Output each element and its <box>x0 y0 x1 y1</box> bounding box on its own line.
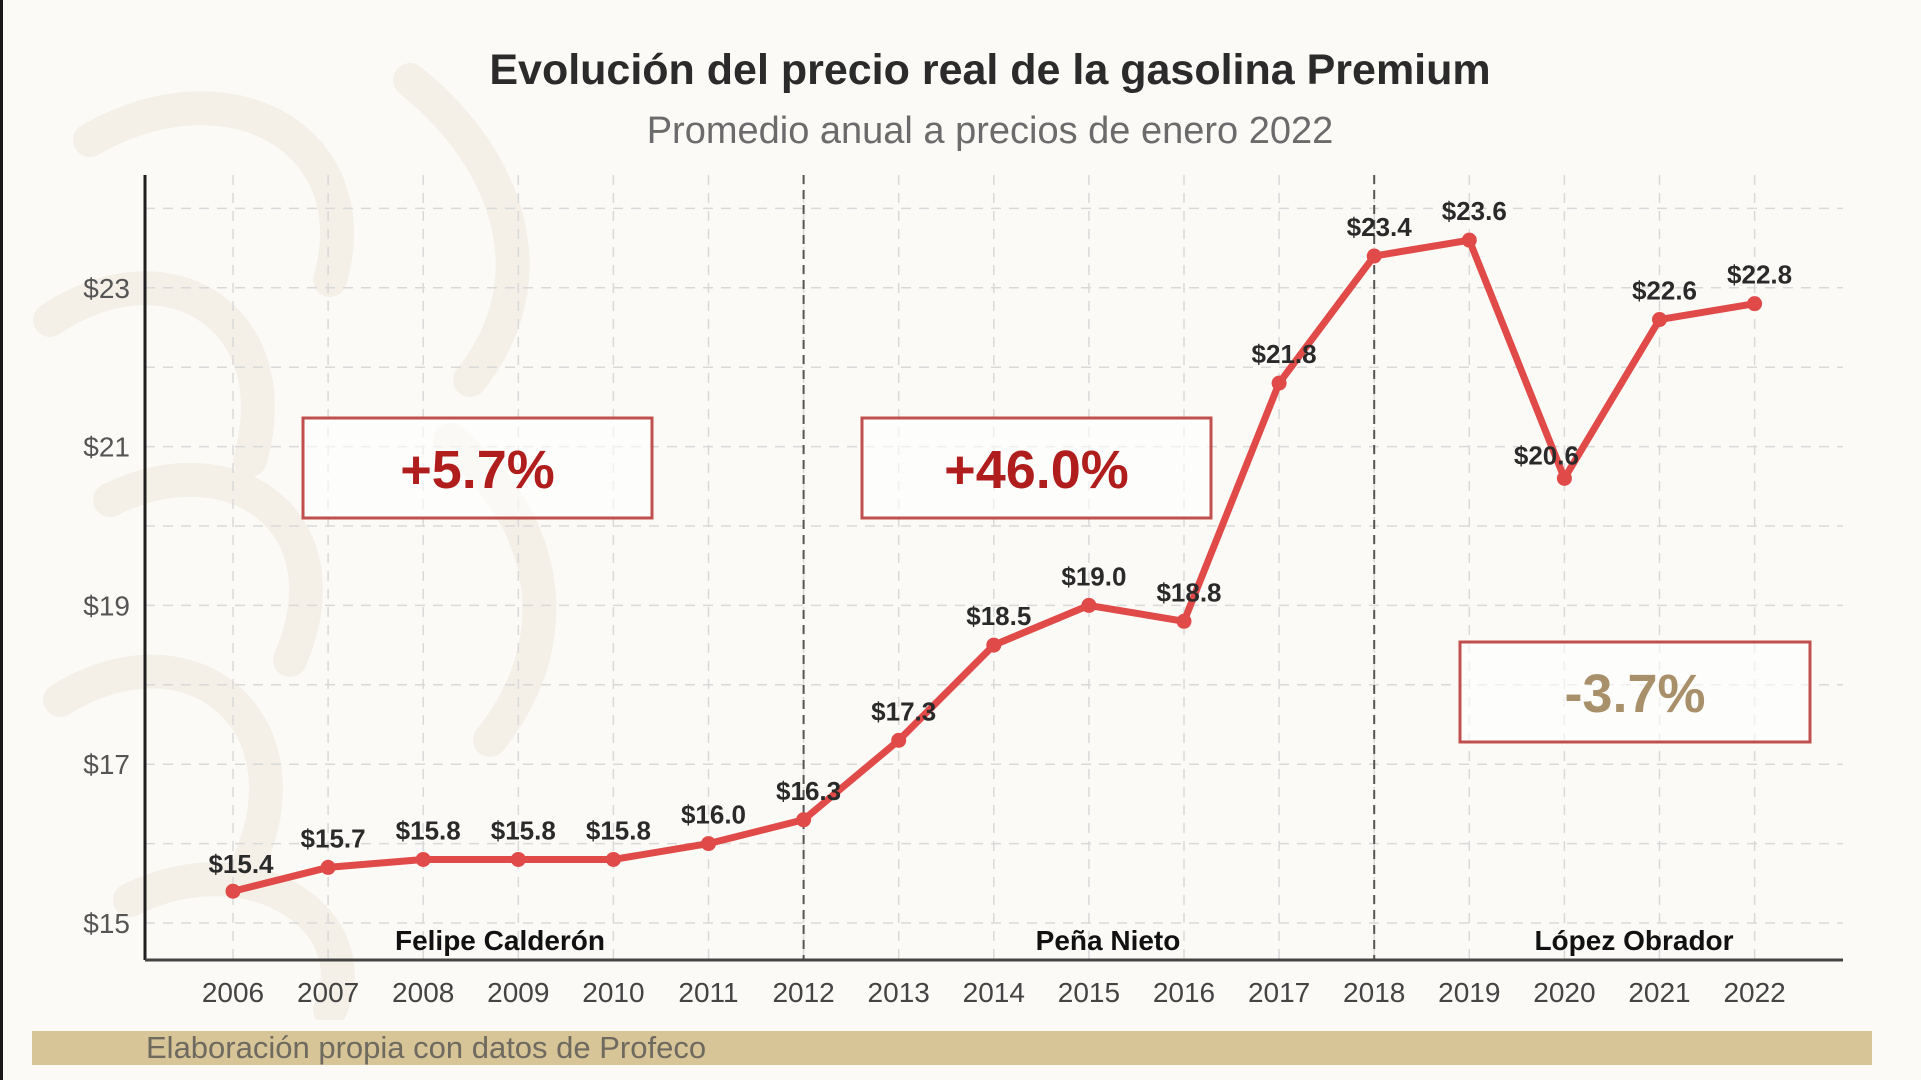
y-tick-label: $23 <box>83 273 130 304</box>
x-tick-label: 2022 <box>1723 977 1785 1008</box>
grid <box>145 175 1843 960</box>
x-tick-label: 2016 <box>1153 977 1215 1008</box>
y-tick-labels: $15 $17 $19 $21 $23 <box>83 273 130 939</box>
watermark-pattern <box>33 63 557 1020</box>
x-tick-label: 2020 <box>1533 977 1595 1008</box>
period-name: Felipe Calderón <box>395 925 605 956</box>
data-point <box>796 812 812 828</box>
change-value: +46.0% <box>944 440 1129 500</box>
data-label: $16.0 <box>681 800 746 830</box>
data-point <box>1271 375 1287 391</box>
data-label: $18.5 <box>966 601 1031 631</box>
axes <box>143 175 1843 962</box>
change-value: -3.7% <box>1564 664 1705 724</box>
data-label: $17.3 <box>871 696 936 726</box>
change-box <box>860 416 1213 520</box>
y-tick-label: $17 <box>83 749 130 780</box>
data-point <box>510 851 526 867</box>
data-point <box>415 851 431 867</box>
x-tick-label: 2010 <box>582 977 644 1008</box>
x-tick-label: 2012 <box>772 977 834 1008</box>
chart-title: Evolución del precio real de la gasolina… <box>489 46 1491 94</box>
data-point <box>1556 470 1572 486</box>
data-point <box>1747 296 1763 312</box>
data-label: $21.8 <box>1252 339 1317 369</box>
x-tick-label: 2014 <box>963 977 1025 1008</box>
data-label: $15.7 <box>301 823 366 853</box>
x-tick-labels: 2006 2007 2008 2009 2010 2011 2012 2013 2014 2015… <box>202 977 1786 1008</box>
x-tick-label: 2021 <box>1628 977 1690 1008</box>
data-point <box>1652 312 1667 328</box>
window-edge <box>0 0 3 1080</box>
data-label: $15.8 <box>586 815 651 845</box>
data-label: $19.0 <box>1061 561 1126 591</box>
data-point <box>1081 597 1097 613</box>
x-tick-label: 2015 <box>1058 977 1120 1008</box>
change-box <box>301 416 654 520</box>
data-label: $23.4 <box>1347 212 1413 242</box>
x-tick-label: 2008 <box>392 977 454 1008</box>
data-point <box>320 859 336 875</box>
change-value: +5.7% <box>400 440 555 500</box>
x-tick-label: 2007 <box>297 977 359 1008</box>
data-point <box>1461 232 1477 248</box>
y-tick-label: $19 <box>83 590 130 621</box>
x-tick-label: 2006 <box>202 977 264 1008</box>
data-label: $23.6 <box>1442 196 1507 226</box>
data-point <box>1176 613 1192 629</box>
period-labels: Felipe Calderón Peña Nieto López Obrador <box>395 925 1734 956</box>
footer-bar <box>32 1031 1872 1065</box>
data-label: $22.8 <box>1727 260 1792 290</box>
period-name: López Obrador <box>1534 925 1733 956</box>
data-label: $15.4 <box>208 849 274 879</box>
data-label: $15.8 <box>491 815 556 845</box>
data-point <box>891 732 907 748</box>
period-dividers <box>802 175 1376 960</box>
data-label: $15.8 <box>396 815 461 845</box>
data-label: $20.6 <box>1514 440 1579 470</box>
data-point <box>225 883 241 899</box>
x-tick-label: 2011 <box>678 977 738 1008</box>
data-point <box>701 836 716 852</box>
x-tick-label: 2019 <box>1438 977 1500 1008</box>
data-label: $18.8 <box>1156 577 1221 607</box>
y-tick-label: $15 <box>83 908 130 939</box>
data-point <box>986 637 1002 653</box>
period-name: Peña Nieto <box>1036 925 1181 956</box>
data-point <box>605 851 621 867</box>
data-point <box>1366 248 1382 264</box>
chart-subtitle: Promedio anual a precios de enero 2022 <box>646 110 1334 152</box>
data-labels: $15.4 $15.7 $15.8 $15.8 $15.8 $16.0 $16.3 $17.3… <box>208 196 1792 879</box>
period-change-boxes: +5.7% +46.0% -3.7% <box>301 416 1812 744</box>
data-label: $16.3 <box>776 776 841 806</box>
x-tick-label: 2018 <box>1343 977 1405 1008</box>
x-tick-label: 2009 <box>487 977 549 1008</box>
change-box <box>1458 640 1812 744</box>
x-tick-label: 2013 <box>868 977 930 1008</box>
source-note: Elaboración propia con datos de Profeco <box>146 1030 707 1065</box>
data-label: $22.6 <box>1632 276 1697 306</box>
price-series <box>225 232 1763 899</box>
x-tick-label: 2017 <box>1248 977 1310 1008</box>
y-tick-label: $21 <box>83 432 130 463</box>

• **Goal of the exercise**
Render every line of the records above as a numbered list, skipping blank lines and leaving out the pictures.

• **Exercise answer**
1. Output each element and its <box>x0 y0 x1 y1</box> bounding box on its own line.
2. y-tick-label: $23 <box>83 273 130 304</box>
3. x-tick-label: 2022 <box>1723 977 1785 1008</box>
4. grid <box>145 175 1843 960</box>
5. x-tick-label: 2016 <box>1153 977 1215 1008</box>
6. y-tick-labels: $15 $17 $19 $21 $23 <box>83 273 130 939</box>
7. watermark-pattern <box>33 63 557 1020</box>
8. x-tick-label: 2020 <box>1533 977 1595 1008</box>
9. period-name: Felipe Calderón <box>395 925 605 956</box>
10. data-point <box>796 812 812 828</box>
11. change-value: +46.0% <box>944 440 1129 500</box>
12. data-label: $16.0 <box>681 800 746 830</box>
13. data-point <box>1271 375 1287 391</box>
14. data-label: $18.5 <box>966 601 1031 631</box>
15. axes <box>143 175 1843 962</box>
16. change-value: -3.7% <box>1564 664 1705 724</box>
17. data-label: $17.3 <box>871 696 936 726</box>
18. change-box <box>860 416 1213 520</box>
19. y-tick-label: $17 <box>83 749 130 780</box>
20. data-point <box>510 851 526 867</box>
21. data-point <box>415 851 431 867</box>
22. x-tick-label: 2010 <box>582 977 644 1008</box>
23. x-tick-label: 2012 <box>772 977 834 1008</box>
24. chart-title: Evolución del precio real de la gasolina… <box>489 46 1491 94</box>
25. data-point <box>1556 470 1572 486</box>
26. data-point <box>1747 296 1763 312</box>
27. data-label: $21.8 <box>1252 339 1317 369</box>
28. x-tick-label: 2014 <box>963 977 1025 1008</box>
29. data-label: $15.7 <box>301 823 366 853</box>
30. x-tick-labels: 2006 2007 2008 2009 2010 2011 2012 2013 2014 2015… <box>202 977 1786 1008</box>
31. x-tick-label: 2021 <box>1628 977 1690 1008</box>
32. data-point <box>1652 312 1667 328</box>
33. window-edge <box>0 0 3 1080</box>
34. data-label: $15.8 <box>586 815 651 845</box>
35. data-label: $19.0 <box>1061 561 1126 591</box>
36. data-point <box>1081 597 1097 613</box>
37. x-tick-label: 2015 <box>1058 977 1120 1008</box>
38. change-box <box>301 416 654 520</box>
39. data-label: $23.4 <box>1347 212 1413 242</box>
40. x-tick-label: 2008 <box>392 977 454 1008</box>
41. data-point <box>320 859 336 875</box>
42. change-value: +5.7% <box>400 440 555 500</box>
43. x-tick-label: 2007 <box>297 977 359 1008</box>
44. data-point <box>1461 232 1477 248</box>
45. y-tick-label: $19 <box>83 590 130 621</box>
46. x-tick-label: 2006 <box>202 977 264 1008</box>
47. data-label: $23.6 <box>1442 196 1507 226</box>
48. data-point <box>1176 613 1192 629</box>
49. period-labels: Felipe Calderón Peña Nieto López Obrador <box>395 925 1734 956</box>
50. footer-bar <box>32 1031 1872 1065</box>
51. data-label: $22.8 <box>1727 260 1792 290</box>
52. period-name: López Obrador <box>1534 925 1733 956</box>
53. data-label: $15.4 <box>208 849 274 879</box>
54. data-label: $15.8 <box>491 815 556 845</box>
55. data-point <box>891 732 907 748</box>
56. period-dividers <box>802 175 1376 960</box>
57. data-label: $15.8 <box>396 815 461 845</box>
58. data-label: $20.6 <box>1514 440 1579 470</box>
59. data-point <box>225 883 241 899</box>
60. x-tick-label: 2011 <box>678 977 738 1008</box>
61. data-point <box>701 836 716 852</box>
62. x-tick-label: 2019 <box>1438 977 1500 1008</box>
63. data-label: $18.8 <box>1156 577 1221 607</box>
64. y-tick-label: $15 <box>83 908 130 939</box>
65. data-point <box>986 637 1002 653</box>
66. period-name: Peña Nieto <box>1036 925 1181 956</box>
67. data-point <box>605 851 621 867</box>
68. data-point <box>1366 248 1382 264</box>
69. chart-subtitle: Promedio anual a precios de enero 2022 <box>646 110 1334 152</box>
70. data-labels: $15.4 $15.7 $15.8 $15.8 $15.8 $16.0 $16.3 $17.3… <box>208 196 1792 879</box>
71. period-change-boxes: +5.7% +46.0% -3.7% <box>301 416 1812 744</box>
72. data-label: $16.3 <box>776 776 841 806</box>
73. x-tick-label: 2018 <box>1343 977 1405 1008</box>
74. x-tick-label: 2009 <box>487 977 549 1008</box>
75. change-box <box>1458 640 1812 744</box>
76. x-tick-label: 2013 <box>868 977 930 1008</box>
77. source-note: Elaboración propia con datos de Profeco <box>146 1030 707 1065</box>
78. data-label: $22.6 <box>1632 276 1697 306</box>
79. price-series <box>225 232 1763 899</box>
80. x-tick-label: 2017 <box>1248 977 1310 1008</box>
81. y-tick-label: $21 <box>83 432 130 463</box>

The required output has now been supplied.